* [Do this]: Do not carry the pictures over; copy every other part of the entries exactly.
╔══
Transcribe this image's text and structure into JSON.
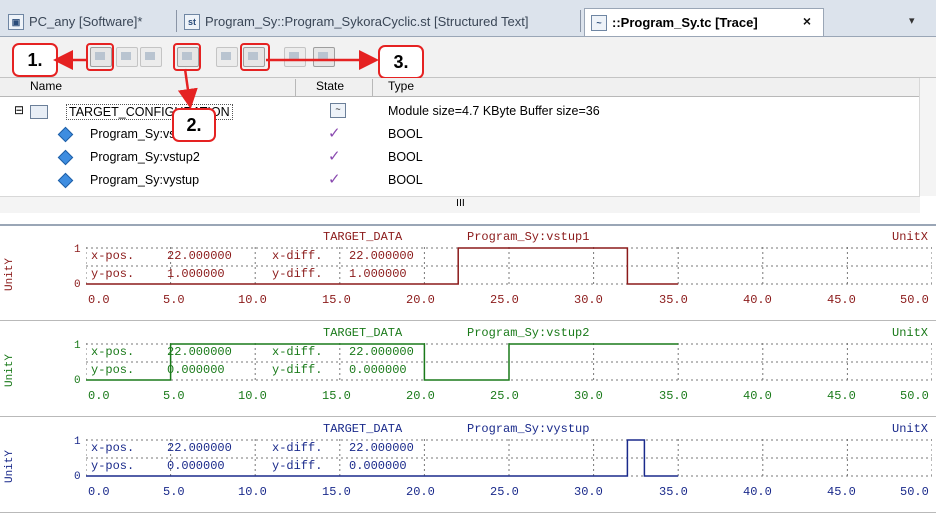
{
  "tabs": [
    {
      "label": "PC_any [Software]*",
      "icon": "project-icon"
    },
    {
      "label": "Program_Sy::Program_SykoraCyclic.st [Structured Text]",
      "icon": "st-file-icon",
      "icon_text": "st"
    },
    {
      "label": "::Program_Sy.tc [Trace]",
      "icon": "trace-file-icon",
      "active": true
    }
  ],
  "tab_close": "×",
  "tabs_dropdown": "▾",
  "callouts": {
    "one": "1.",
    "two": "2.",
    "three": "3."
  },
  "tree": {
    "headers": {
      "name": "Name",
      "state": "State",
      "type": "Type"
    },
    "root": {
      "name": "TARGET_CONFIGURATION",
      "info": "Module size=4.7 KByte   Buffer size=36",
      "expander": "⊟"
    },
    "rows": [
      {
        "name": "Program_Sy:vstup1",
        "type": "BOOL",
        "state": "✓"
      },
      {
        "name": "Program_Sy:vstup2",
        "type": "BOOL",
        "state": "✓"
      },
      {
        "name": "Program_Sy:vystup",
        "type": "BOOL",
        "state": "✓"
      }
    ],
    "hscroll_thumb": "III"
  },
  "trace": {
    "target": "TARGET_DATA",
    "unit_x": "UnitX",
    "unit_y": "UnitY",
    "y_top": "1",
    "y_bottom": "0",
    "x_ticks": [
      "0.0",
      "5.0",
      "10.0",
      "15.0",
      "20.0",
      "25.0",
      "30.0",
      "35.0",
      "40.0",
      "45.0",
      "50.0"
    ],
    "panels": [
      {
        "variable": "Program_Sy:vstup1",
        "color": "#8b1a1a",
        "readout": {
          "x_pos": "22.000000",
          "y_pos": "1.000000",
          "x_diff": "22.000000",
          "y_diff": "1.000000"
        },
        "signal": [
          [
            0,
            0
          ],
          [
            22,
            0
          ],
          [
            22,
            1
          ],
          [
            32,
            1
          ],
          [
            32,
            0
          ],
          [
            35,
            0
          ]
        ]
      },
      {
        "variable": "Program_Sy:vstup2",
        "color": "#1a7a1a",
        "readout": {
          "x_pos": "22.000000",
          "y_pos": "0.000000",
          "x_diff": "22.000000",
          "y_diff": "0.000000"
        },
        "signal": [
          [
            0,
            0
          ],
          [
            5,
            0
          ],
          [
            5,
            1
          ],
          [
            20,
            1
          ],
          [
            20,
            0
          ],
          [
            25,
            0
          ],
          [
            25,
            1
          ],
          [
            35,
            1
          ]
        ]
      },
      {
        "variable": "Program_Sy:vystup",
        "color": "#1a2a8b",
        "readout": {
          "x_pos": "22.000000",
          "y_pos": "0.000000",
          "x_diff": "22.000000",
          "y_diff": "0.000000"
        },
        "signal": [
          [
            0,
            0
          ],
          [
            32,
            0
          ],
          [
            32,
            1
          ],
          [
            33,
            1
          ],
          [
            33,
            0
          ],
          [
            35,
            0
          ]
        ]
      }
    ],
    "labels": {
      "x_pos": "x-pos.",
      "y_pos": "y-pos.",
      "x_diff": "x-diff.",
      "y_diff": "y-diff."
    }
  }
}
╚══
* [Completed task]:
Transcribe this image's text and structure into JSON.
{
  "tabs": [
    {
      "label": "PC_any [Software]*",
      "icon": "project-icon"
    },
    {
      "label": "Program_Sy::Program_SykoraCyclic.st [Structured Text]",
      "icon": "st-file-icon",
      "icon_text": "st"
    },
    {
      "label": "::Program_Sy.tc [Trace]",
      "icon": "trace-file-icon",
      "active": true
    }
  ],
  "tab_close": "×",
  "tabs_dropdown": "▾",
  "callouts": {
    "one": "1.",
    "two": "2.",
    "three": "3."
  },
  "tree": {
    "headers": {
      "name": "Name",
      "state": "State",
      "type": "Type"
    },
    "root": {
      "name": "TARGET_CONFIGURATION",
      "info": "Module size=4.7 KByte   Buffer size=36",
      "expander": "⊟"
    },
    "rows": [
      {
        "name": "Program_Sy:vstup1",
        "type": "BOOL",
        "state": "✓"
      },
      {
        "name": "Program_Sy:vstup2",
        "type": "BOOL",
        "state": "✓"
      },
      {
        "name": "Program_Sy:vystup",
        "type": "BOOL",
        "state": "✓"
      }
    ],
    "hscroll_thumb": "III"
  },
  "trace": {
    "target": "TARGET_DATA",
    "unit_x": "UnitX",
    "unit_y": "UnitY",
    "y_top": "1",
    "y_bottom": "0",
    "x_ticks": [
      "0.0",
      "5.0",
      "10.0",
      "15.0",
      "20.0",
      "25.0",
      "30.0",
      "35.0",
      "40.0",
      "45.0",
      "50.0"
    ],
    "panels": [
      {
        "variable": "Program_Sy:vstup1",
        "color": "#8b1a1a",
        "readout": {
          "x_pos": "22.000000",
          "y_pos": "1.000000",
          "x_diff": "22.000000",
          "y_diff": "1.000000"
        },
        "signal": [
          [
            0,
            0
          ],
          [
            22,
            0
          ],
          [
            22,
            1
          ],
          [
            32,
            1
          ],
          [
            32,
            0
          ],
          [
            35,
            0
          ]
        ]
      },
      {
        "variable": "Program_Sy:vstup2",
        "color": "#1a7a1a",
        "readout": {
          "x_pos": "22.000000",
          "y_pos": "0.000000",
          "x_diff": "22.000000",
          "y_diff": "0.000000"
        },
        "signal": [
          [
            0,
            0
          ],
          [
            5,
            0
          ],
          [
            5,
            1
          ],
          [
            20,
            1
          ],
          [
            20,
            0
          ],
          [
            25,
            0
          ],
          [
            25,
            1
          ],
          [
            35,
            1
          ]
        ]
      },
      {
        "variable": "Program_Sy:vystup",
        "color": "#1a2a8b",
        "readout": {
          "x_pos": "22.000000",
          "y_pos": "0.000000",
          "x_diff": "22.000000",
          "y_diff": "0.000000"
        },
        "signal": [
          [
            0,
            0
          ],
          [
            32,
            0
          ],
          [
            32,
            1
          ],
          [
            33,
            1
          ],
          [
            33,
            0
          ],
          [
            35,
            0
          ]
        ]
      }
    ],
    "labels": {
      "x_pos": "x-pos.",
      "y_pos": "y-pos.",
      "x_diff": "x-diff.",
      "y_diff": "y-diff."
    }
  }
}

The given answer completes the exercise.